**What to produce**. Which lines hold the string "ylabel"? Copy every one of them.

**Recorded data**.
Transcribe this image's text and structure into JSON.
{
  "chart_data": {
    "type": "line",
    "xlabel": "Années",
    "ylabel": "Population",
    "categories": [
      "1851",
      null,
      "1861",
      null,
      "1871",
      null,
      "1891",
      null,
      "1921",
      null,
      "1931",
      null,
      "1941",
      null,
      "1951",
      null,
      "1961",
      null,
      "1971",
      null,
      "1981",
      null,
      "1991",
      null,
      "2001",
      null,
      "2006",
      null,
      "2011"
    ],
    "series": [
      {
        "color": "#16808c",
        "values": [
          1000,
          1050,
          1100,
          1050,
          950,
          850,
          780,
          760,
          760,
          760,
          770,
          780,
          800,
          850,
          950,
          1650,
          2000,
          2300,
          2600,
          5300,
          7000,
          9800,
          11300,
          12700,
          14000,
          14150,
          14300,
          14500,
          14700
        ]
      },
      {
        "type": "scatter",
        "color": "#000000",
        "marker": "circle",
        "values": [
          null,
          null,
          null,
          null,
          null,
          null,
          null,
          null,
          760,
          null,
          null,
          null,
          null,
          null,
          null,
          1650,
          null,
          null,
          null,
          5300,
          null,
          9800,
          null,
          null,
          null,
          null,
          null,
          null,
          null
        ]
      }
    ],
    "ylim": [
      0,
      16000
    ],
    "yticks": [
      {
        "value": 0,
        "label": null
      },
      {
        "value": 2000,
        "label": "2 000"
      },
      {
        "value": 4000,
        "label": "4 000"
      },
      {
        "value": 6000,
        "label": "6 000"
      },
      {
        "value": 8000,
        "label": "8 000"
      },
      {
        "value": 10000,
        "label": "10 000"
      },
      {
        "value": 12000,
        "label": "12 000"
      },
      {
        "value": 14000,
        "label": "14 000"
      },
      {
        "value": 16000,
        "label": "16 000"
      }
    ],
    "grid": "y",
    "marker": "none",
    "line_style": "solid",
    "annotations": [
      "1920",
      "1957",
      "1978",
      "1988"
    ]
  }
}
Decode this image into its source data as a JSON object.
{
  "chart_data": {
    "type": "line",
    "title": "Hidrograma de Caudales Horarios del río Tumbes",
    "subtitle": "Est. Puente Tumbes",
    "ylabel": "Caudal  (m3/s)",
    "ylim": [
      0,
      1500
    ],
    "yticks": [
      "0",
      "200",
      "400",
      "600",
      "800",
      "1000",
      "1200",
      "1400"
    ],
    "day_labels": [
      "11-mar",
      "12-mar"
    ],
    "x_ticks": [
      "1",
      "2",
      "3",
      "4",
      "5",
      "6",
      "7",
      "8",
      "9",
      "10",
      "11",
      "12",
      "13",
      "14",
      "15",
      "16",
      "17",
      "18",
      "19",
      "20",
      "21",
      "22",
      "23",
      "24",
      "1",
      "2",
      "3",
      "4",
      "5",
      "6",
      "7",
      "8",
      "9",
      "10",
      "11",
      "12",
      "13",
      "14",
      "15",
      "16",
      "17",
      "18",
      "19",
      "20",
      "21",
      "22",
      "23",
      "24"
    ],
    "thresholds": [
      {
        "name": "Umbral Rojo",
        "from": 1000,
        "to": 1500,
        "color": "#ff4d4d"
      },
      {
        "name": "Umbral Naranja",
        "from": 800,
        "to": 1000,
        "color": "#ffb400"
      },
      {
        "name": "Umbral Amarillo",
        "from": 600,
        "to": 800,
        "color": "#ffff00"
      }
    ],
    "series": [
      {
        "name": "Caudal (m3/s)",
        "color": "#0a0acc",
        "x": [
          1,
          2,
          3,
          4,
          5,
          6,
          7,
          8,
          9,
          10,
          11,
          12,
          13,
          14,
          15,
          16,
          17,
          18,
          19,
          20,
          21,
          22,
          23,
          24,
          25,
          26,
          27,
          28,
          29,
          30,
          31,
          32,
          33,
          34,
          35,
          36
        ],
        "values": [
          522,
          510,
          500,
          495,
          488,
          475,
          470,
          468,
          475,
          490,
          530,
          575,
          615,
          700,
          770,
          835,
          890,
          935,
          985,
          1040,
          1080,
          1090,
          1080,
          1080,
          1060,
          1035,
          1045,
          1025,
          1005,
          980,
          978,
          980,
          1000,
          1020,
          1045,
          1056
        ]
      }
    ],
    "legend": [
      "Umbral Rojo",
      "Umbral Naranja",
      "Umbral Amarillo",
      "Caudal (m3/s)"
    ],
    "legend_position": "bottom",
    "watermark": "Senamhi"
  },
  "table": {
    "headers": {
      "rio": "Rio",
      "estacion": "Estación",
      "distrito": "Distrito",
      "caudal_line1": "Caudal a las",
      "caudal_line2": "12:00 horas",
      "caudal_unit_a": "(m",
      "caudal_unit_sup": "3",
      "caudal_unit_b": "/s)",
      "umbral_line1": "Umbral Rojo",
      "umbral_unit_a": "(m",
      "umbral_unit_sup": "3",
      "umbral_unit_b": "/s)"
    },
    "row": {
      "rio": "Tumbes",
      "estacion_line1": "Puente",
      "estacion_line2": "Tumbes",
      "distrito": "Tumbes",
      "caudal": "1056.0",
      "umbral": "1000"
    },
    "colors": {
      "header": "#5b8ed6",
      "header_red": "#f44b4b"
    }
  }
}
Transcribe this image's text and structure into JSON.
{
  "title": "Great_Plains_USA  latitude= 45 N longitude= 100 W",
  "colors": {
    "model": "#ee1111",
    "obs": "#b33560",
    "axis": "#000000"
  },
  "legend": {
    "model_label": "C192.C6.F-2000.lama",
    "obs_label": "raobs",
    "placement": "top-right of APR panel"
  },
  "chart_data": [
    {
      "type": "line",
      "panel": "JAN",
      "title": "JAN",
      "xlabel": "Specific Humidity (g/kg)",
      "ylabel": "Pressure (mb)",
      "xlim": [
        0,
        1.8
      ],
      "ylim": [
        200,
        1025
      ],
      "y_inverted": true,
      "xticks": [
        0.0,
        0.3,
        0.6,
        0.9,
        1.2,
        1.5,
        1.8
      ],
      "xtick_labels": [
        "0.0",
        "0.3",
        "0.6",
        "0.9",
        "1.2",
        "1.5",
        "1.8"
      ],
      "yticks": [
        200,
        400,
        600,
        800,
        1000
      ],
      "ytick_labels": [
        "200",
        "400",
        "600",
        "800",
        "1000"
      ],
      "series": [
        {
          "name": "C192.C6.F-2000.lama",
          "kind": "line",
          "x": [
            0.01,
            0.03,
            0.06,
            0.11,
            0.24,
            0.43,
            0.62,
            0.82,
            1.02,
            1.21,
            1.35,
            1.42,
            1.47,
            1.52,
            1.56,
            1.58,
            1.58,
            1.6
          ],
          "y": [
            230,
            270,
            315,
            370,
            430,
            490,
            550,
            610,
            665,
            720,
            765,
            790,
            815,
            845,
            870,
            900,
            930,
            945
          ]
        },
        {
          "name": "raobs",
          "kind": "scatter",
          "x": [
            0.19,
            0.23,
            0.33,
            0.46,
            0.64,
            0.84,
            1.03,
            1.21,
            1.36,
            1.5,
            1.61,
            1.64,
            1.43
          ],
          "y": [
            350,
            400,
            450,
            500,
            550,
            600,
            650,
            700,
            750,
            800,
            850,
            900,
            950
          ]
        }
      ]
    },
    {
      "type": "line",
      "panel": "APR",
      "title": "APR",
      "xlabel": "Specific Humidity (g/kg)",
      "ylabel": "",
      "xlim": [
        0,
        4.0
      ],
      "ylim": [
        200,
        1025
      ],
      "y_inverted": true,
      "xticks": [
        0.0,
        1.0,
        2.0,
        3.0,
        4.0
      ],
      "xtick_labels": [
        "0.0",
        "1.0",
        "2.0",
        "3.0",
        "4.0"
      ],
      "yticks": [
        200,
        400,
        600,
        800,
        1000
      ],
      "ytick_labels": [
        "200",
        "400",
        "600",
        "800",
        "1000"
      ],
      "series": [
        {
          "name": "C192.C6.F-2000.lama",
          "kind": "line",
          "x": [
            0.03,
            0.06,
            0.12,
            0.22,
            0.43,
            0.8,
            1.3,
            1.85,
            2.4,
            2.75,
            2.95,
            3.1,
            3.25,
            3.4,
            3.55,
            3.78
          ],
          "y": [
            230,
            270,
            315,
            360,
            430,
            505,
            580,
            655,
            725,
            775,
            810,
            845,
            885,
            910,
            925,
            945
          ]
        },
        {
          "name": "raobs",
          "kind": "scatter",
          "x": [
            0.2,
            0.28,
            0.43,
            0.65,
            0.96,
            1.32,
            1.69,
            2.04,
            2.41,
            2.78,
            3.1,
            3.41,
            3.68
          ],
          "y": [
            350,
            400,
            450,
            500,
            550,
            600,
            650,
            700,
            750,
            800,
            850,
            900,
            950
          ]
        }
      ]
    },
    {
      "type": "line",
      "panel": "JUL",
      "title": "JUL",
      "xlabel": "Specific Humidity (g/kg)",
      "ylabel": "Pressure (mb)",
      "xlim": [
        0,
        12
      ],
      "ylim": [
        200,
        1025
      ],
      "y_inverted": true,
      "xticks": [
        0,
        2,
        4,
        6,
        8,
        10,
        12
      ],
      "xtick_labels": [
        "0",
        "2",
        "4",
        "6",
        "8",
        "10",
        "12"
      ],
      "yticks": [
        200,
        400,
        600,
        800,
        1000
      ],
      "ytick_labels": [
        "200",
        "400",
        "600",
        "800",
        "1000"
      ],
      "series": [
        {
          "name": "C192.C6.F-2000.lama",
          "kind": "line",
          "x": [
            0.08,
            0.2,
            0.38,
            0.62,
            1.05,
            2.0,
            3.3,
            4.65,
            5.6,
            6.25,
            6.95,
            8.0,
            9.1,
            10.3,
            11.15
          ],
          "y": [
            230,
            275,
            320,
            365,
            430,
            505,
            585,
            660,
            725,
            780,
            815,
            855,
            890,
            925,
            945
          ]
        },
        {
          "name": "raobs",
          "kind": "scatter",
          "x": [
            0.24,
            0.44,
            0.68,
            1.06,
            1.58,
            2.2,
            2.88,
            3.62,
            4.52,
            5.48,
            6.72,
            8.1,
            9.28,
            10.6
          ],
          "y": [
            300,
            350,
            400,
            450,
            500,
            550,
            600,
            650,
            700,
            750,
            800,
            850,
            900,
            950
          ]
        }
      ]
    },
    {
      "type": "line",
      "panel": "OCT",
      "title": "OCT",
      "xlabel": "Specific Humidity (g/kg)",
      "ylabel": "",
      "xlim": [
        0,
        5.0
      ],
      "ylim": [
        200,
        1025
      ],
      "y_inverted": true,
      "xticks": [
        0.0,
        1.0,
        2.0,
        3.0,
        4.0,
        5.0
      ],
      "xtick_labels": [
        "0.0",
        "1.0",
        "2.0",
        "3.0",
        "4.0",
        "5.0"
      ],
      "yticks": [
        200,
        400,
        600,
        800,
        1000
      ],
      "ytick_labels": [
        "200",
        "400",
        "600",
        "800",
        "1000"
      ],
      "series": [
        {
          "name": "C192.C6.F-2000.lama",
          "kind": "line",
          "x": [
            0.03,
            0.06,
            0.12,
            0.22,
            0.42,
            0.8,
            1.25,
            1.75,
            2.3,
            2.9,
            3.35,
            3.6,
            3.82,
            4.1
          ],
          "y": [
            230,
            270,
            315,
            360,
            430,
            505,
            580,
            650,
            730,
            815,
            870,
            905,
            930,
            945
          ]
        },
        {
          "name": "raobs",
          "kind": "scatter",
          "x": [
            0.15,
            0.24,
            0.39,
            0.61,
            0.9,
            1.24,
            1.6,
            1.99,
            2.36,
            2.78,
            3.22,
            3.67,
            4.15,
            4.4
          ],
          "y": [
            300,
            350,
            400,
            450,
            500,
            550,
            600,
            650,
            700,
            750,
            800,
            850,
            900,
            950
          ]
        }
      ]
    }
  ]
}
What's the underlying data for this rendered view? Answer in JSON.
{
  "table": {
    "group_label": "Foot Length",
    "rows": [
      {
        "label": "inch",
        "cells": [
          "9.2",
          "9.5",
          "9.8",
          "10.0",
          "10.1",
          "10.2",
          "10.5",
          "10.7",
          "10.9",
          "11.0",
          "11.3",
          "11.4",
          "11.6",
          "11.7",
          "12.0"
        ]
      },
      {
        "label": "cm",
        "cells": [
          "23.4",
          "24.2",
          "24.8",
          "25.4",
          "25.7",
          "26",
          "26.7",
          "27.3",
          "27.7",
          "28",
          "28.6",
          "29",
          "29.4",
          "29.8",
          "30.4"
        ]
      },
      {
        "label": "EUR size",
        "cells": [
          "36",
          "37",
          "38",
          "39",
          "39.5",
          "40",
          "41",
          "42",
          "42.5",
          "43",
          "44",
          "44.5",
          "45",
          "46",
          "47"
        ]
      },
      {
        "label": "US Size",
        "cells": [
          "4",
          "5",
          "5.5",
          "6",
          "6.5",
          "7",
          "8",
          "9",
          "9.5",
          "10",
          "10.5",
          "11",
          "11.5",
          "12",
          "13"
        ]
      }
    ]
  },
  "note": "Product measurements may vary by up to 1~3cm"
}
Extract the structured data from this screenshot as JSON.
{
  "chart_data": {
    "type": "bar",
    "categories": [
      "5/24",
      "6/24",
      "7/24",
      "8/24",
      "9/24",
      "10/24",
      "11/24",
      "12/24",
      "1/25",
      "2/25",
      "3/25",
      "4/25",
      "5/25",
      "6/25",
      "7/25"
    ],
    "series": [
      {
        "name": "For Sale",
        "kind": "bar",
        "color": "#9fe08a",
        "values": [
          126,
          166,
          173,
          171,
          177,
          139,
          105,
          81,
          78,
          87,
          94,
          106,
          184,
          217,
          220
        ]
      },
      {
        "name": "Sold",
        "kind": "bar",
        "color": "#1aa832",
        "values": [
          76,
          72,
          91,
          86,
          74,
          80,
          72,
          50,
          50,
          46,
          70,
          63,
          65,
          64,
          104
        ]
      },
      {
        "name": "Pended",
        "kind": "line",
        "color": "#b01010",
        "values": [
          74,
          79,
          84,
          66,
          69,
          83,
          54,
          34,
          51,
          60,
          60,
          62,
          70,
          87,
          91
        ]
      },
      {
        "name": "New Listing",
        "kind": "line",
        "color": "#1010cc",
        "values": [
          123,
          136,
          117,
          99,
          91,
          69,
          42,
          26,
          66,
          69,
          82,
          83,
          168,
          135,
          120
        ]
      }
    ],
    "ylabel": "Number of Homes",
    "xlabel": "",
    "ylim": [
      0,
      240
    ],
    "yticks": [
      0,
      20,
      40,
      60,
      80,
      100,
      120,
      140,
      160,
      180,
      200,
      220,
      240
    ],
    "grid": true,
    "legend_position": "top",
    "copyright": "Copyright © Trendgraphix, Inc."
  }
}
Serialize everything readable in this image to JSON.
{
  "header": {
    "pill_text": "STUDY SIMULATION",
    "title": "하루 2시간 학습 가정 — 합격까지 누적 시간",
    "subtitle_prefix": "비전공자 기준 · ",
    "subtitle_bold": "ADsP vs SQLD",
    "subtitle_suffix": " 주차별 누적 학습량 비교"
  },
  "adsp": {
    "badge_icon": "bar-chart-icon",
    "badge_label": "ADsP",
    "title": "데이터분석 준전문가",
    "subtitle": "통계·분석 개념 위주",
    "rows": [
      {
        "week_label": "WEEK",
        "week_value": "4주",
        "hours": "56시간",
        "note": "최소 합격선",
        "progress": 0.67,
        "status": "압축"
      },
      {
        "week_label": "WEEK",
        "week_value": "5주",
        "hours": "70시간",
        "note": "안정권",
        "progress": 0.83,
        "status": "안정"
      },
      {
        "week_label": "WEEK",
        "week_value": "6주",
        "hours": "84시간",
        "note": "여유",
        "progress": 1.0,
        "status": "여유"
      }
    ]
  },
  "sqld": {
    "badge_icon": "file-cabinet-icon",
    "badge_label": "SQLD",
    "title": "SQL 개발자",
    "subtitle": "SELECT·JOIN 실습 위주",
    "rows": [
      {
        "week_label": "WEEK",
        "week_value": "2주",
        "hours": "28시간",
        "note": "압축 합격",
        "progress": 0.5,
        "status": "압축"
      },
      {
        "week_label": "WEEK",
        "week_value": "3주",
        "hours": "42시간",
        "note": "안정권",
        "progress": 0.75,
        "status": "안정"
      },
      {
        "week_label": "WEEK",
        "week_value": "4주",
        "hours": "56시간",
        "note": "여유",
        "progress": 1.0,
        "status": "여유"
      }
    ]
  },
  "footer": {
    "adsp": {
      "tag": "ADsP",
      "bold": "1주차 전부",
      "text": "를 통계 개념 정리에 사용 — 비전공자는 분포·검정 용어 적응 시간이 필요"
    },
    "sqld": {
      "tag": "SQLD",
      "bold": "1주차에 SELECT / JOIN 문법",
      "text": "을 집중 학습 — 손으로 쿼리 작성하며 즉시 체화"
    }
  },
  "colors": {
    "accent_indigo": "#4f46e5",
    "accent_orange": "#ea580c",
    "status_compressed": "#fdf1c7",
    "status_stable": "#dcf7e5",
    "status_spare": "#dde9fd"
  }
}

**Response below**.
    "ylabel": "Population",
    "ylabel": "Caudal  (m3/s)",
      "ylabel": "Pressure (mb)",
      "ylabel": "",
      "ylabel": "Pressure (mb)",
      "ylabel": "",
    "ylabel": "Number of Homes",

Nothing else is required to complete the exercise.